Copy the rows below word for word, leaving out the pictures.

○ ○ ○ ○ ○

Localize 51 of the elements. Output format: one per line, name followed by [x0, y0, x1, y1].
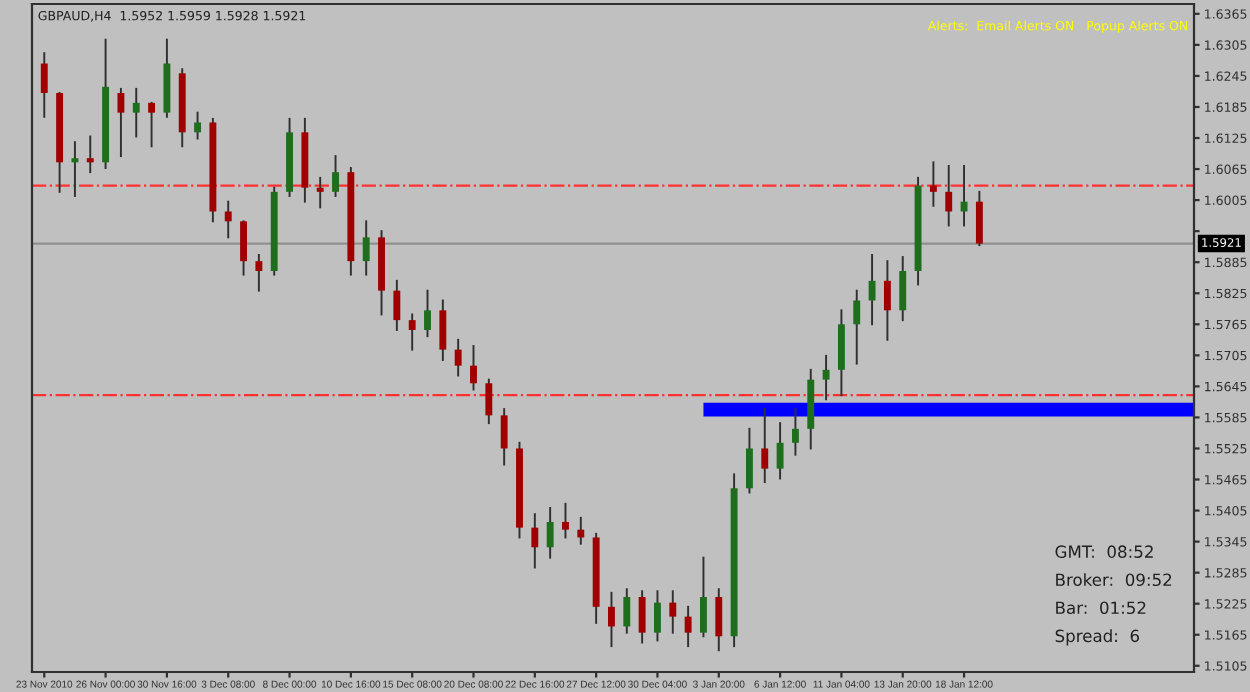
- candlestick: [853, 289, 861, 365]
- annotation: GMT: 08:52: [1055, 545, 1153, 558]
- candlestick: [883, 260, 891, 341]
- candlestick: [684, 605, 692, 648]
- candlestick: [500, 408, 508, 466]
- candlestick: [362, 220, 370, 276]
- candlestick: [623, 588, 631, 634]
- candlestick: [929, 161, 937, 207]
- annotation: Spread: 6: [1055, 629, 1140, 646]
- candlestick: [316, 176, 324, 209]
- candlestick: [945, 164, 953, 227]
- annotation: Broker: 09:52: [1056, 573, 1172, 587]
- candlestick: [654, 590, 661, 642]
- candlestick: [608, 591, 615, 648]
- candlestick: [960, 164, 968, 227]
- candlestick: [669, 590, 677, 634]
- candlestick: [546, 507, 554, 559]
- candlestick: [899, 256, 907, 322]
- candlestick: [700, 556, 707, 638]
- candlestick: [194, 111, 202, 140]
- candlestick: [224, 200, 232, 239]
- candlestick: [332, 155, 339, 197]
- annotation: Bar: 01:52: [1056, 601, 1146, 615]
- candlestick: [531, 513, 539, 569]
- candlestick: [40, 52, 48, 118]
- candlestick: [240, 220, 247, 276]
- candlestick: [439, 299, 447, 361]
- candlestick: [393, 279, 401, 331]
- candlestick: [822, 354, 830, 401]
- candlestick: [424, 289, 431, 338]
- candlestick: [132, 87, 140, 138]
- candlestick: [761, 408, 769, 484]
- candlestick: [975, 190, 983, 247]
- candlestick: [715, 588, 723, 652]
- candlestick: [148, 101, 156, 148]
- candlestick: [577, 516, 585, 545]
- candlestick: [470, 345, 477, 391]
- candlestick: [86, 135, 94, 174]
- candlestick: [837, 309, 845, 397]
- candlestick: [255, 253, 263, 292]
- candlestick: [745, 427, 753, 494]
- candlestick: [71, 141, 79, 197]
- candlestick: [485, 378, 493, 425]
- candlestick: [868, 253, 876, 326]
- candlestick: [562, 502, 569, 539]
- candlestick: [776, 422, 784, 480]
- candlestick: [117, 87, 125, 158]
- candlestick: [454, 338, 462, 377]
- candlestick: [638, 590, 646, 644]
- candlestick: [408, 313, 416, 351]
- candlestick: [791, 408, 799, 456]
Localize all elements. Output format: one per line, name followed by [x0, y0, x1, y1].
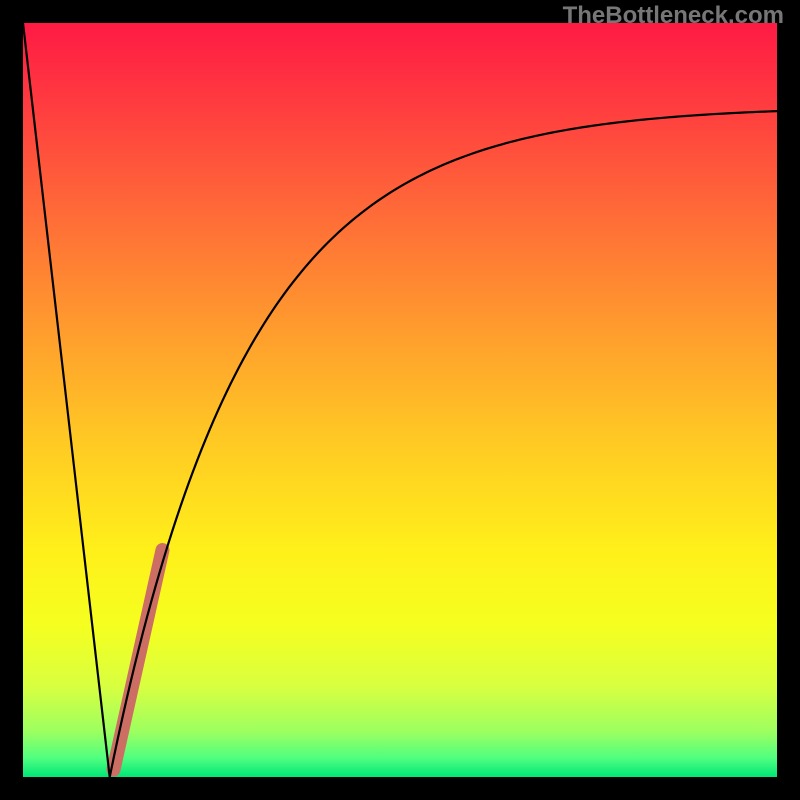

○ ○ ○ ○ ○

EXPECTED OUTPUT:
Localize 51 of the elements. Output format: one per line, name followed by [x0, y0, x1, y1].
- candlestick: [853, 289, 861, 365]
- annotation: GMT: 08:52: [1055, 545, 1153, 558]
- candlestick: [883, 260, 891, 341]
- candlestick: [684, 605, 692, 648]
- candlestick: [500, 408, 508, 466]
- candlestick: [362, 220, 370, 276]
- candlestick: [623, 588, 631, 634]
- candlestick: [929, 161, 937, 207]
- annotation: Spread: 6: [1055, 629, 1140, 646]
- candlestick: [316, 176, 324, 209]
- candlestick: [945, 164, 953, 227]
- annotation: Broker: 09:52: [1056, 573, 1172, 587]
- candlestick: [654, 590, 661, 642]
- candlestick: [608, 591, 615, 648]
- candlestick: [960, 164, 968, 227]
- candlestick: [669, 590, 677, 634]
- candlestick: [546, 507, 554, 559]
- candlestick: [899, 256, 907, 322]
- candlestick: [700, 556, 707, 638]
- candlestick: [194, 111, 202, 140]
- candlestick: [224, 200, 232, 239]
- candlestick: [332, 155, 339, 197]
- annotation: Bar: 01:52: [1056, 601, 1146, 615]
- candlestick: [531, 513, 539, 569]
- candlestick: [40, 52, 48, 118]
- candlestick: [240, 220, 247, 276]
- candlestick: [439, 299, 447, 361]
- candlestick: [393, 279, 401, 331]
- candlestick: [822, 354, 830, 401]
- candlestick: [424, 289, 431, 338]
- candlestick: [132, 87, 140, 138]
- candlestick: [761, 408, 769, 484]
- candlestick: [975, 190, 983, 247]
- candlestick: [715, 588, 723, 652]
- candlestick: [148, 101, 156, 148]
- candlestick: [577, 516, 585, 545]
- candlestick: [470, 345, 477, 391]
- candlestick: [86, 135, 94, 174]
- candlestick: [837, 309, 845, 397]
- candlestick: [255, 253, 263, 292]
- candlestick: [745, 427, 753, 494]
- candlestick: [71, 141, 79, 197]
- candlestick: [485, 378, 493, 425]
- candlestick: [868, 253, 876, 326]
- candlestick: [562, 502, 569, 539]
- candlestick: [776, 422, 784, 480]
- candlestick: [117, 87, 125, 158]
- candlestick: [454, 338, 462, 377]
- candlestick: [638, 590, 646, 644]
- candlestick: [408, 313, 416, 351]
- candlestick: [791, 408, 799, 456]
Localize all elements. Output format: one per line, name followed by [x0, y0, x1, y1].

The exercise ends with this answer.